Source -
☆ ☆ ☆ ☆ ☆ ☆ ☆

Review [was Re: [HACKERS] MD5 aggregate]

2013-06-21 Thread David Fetter
On Mon, Jun 17, 2013 at 11:34:52AM +0100, Dean Rasheed wrote:
 On 15 June 2013 10:22, Dean Rasheed dean.a.rash...@gmail.com wrote:
  There seem to be 2 separate directions that this could go, which
  really meet different requirements:
 
  1). Produce an unordered sum for SQL to compare 2 tables regardless of
  the order in which they are scanned. A possible approach to this might
  be something like an aggregate
 
  md5_total(text/bytea) returns text
 
  that returns the sum of the md5 values of each input value, treating
  each md5 value as an unsigned 128-bit integer, and then producing the
  hexadecimal representation of the final sum. This should out-perform a
  solution based on numeric addition, and in typical cases, the result
  wouldn't be much longer than a regular md5 sum, and so would be easy
  to eyeball for differences.
 
 
 I've been playing around with the idea of an aggregate that computes
 the sum of the md5 hashes of each of its inputs, which I've called
 md5_total() for now, although I'm not particularly wedded to that
 name. Comparing it with md5_agg() on a 100M row table (see attached
 test script) produces interesting results:
 
 SELECT md5_agg(foo.*::text)

☆ ☆ ☆ ☆ ☆ ☆ ☆

Dataset extract -
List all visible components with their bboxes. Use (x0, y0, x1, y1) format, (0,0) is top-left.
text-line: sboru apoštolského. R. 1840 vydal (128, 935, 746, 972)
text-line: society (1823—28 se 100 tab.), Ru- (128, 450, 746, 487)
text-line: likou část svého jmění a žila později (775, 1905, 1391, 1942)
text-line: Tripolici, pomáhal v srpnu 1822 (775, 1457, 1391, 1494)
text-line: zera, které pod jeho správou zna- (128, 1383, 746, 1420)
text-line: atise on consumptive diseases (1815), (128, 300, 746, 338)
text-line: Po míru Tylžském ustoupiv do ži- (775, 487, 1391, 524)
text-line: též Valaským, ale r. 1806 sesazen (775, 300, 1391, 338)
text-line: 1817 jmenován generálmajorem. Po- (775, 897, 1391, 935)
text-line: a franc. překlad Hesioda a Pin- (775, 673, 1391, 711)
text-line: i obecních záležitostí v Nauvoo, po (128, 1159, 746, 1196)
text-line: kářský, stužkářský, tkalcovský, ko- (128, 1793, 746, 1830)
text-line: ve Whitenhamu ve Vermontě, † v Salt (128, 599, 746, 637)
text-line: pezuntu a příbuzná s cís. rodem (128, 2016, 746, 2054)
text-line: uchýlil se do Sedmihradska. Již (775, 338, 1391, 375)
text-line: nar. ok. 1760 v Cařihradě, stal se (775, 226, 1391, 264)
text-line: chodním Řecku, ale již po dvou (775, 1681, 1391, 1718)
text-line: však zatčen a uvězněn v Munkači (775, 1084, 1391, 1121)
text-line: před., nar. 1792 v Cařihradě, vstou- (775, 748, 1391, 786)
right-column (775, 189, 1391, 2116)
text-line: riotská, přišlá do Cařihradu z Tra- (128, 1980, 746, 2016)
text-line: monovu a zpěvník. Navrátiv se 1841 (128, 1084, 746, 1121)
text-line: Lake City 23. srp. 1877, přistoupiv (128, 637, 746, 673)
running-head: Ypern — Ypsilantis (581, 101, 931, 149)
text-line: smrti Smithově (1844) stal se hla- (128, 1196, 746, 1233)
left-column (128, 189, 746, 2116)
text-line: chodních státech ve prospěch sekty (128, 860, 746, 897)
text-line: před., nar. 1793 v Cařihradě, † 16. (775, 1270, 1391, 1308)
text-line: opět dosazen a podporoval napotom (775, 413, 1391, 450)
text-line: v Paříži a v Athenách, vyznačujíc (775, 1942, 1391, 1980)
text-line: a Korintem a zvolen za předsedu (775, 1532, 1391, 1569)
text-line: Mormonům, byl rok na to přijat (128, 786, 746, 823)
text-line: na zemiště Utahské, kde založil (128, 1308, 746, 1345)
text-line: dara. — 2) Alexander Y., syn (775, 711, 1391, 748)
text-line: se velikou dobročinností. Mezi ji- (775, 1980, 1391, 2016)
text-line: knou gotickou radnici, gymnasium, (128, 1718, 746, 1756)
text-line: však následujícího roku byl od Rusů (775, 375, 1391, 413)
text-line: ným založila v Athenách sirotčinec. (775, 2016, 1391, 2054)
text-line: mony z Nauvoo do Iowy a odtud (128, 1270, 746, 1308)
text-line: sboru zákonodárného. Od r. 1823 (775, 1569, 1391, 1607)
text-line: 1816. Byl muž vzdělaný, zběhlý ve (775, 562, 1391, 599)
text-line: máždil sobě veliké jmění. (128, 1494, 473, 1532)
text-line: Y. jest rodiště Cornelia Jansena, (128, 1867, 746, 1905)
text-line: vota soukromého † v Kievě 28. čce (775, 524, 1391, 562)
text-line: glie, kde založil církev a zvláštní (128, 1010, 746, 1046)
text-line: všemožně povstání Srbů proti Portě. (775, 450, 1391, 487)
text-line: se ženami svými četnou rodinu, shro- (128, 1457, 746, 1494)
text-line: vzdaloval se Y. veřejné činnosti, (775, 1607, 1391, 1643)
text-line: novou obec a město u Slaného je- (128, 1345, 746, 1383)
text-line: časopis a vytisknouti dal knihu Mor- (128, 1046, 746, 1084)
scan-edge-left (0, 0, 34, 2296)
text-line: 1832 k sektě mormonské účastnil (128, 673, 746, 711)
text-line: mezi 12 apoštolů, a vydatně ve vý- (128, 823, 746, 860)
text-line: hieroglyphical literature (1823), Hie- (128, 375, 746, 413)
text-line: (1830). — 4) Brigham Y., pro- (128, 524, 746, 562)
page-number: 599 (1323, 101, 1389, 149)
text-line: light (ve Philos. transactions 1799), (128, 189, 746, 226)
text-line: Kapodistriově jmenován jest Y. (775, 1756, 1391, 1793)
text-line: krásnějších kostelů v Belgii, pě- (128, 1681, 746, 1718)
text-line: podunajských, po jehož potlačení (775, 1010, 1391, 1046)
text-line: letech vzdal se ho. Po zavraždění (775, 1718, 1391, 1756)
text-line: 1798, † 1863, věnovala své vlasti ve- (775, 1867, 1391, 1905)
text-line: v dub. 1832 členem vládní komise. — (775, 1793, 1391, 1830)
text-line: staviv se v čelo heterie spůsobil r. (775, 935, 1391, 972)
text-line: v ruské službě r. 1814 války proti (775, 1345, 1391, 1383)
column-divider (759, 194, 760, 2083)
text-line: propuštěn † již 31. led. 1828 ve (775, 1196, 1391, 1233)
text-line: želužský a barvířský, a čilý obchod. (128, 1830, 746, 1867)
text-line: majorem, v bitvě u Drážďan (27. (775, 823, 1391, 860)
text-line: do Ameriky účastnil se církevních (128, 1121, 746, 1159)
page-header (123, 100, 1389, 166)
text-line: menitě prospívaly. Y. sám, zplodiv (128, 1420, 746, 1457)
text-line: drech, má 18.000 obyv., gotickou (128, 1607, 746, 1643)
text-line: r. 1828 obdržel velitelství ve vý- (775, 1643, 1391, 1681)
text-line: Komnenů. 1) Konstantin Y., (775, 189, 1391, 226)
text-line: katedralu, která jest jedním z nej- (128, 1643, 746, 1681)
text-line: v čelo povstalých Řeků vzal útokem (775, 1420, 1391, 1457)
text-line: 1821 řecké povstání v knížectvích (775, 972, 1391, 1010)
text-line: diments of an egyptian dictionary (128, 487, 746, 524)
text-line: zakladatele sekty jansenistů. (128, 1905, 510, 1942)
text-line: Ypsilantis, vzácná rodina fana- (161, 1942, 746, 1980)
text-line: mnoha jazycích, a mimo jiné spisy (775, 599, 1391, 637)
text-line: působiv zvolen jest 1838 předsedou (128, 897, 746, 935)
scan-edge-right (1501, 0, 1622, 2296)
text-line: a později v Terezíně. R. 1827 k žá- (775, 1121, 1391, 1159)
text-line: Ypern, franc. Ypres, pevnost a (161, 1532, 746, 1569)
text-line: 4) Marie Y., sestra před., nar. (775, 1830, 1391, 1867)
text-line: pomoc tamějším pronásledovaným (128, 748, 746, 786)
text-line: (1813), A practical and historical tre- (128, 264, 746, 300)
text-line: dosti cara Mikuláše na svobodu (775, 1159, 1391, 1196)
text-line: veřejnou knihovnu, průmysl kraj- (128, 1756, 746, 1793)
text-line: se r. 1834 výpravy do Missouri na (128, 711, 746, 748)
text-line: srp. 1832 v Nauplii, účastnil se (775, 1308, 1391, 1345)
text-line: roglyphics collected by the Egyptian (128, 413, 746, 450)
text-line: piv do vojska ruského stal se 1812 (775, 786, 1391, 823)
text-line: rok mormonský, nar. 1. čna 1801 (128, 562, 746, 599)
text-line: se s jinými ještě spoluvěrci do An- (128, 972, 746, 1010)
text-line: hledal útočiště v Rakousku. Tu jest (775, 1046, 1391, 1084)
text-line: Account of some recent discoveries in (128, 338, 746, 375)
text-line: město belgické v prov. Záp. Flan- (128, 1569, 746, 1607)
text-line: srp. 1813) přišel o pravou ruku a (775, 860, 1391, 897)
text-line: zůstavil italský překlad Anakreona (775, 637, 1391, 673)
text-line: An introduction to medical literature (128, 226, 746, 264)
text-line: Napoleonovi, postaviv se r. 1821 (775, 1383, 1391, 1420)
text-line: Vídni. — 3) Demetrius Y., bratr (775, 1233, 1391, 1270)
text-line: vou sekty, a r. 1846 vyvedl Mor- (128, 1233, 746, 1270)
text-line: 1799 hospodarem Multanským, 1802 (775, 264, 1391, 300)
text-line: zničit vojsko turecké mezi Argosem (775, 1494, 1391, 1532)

☆ ☆ ☆ ☆ ☆ ☆ ☆

Objectives -
1: In the MD5 aggregate thread, why would the hexadecimal result of the proposed md5_total() aggregate be easy to eyeball for differences? Answer in one to three sentences.
2: Continue the MD5 aggregate thread from its last line.

Task-by-task outputs -
1: It would be easy to eyeball because, in typical cases, the final sum wouldn't be much longer than a regular md5 sum.

2:
   FROM (SELECT * FROM foo ORDER BY id) foo;
 
  50bc42127fb9b028c9708248f835ed8f
 
 Time: 92960.021 ms
 
 SELECT md5_total(foo.*::text) FROM foo;
 
  02faea7fafee4d253fc94cfae031afc43c03479c
 
 Time: 96190.343 ms
 
 Unlike md5_agg(), it is no longer a true MD5 sum (for one thing, its
 result is longer) but it seems like it would be very useful for
 quickly comparing data in SQL, since its value is not dependent on the
 row-order making it easier to use and better performing if there is no
 usable index for ordering.
 
 Note, however, that if there is an index that can be used for
 ordering, the performance is not necessarily better than md5_agg(), as
 this example shows. There is a small additional overhead per row for
 initialising the MD5 sums, and adding the results to the total, but I
 think the biggest factor is that md5_total() is processing more data.
 The reason is that MD5 works on 64-byte blocks, so the total amount of
 data going through the core MD5 algorithm is each row's size is
 rounded up to a multiple of 64. In this simple case it ends up
 processing around 1.5 times as much data:
 
 SELECT sum(length(foo.*::text)) AS md5_agg,
sum(((length(foo.*::text)+63)/64)*64) AS md5_total FROM foo;
 
   md5_agg   |  md5_total
 +-
  8103815438 | 12799909248
 
 although of course that overhead won't be as large on wider tables,
 and even in this case the overall performance is still on a par with
 md5_agg().
 
 ISTM that both aggregates are potentially useful in different
 situations. I would probably typically use md5_total() because of its
 simplicity/order-independence and consistent performance, but
 md5_agg() might also be useful when comparing with external data.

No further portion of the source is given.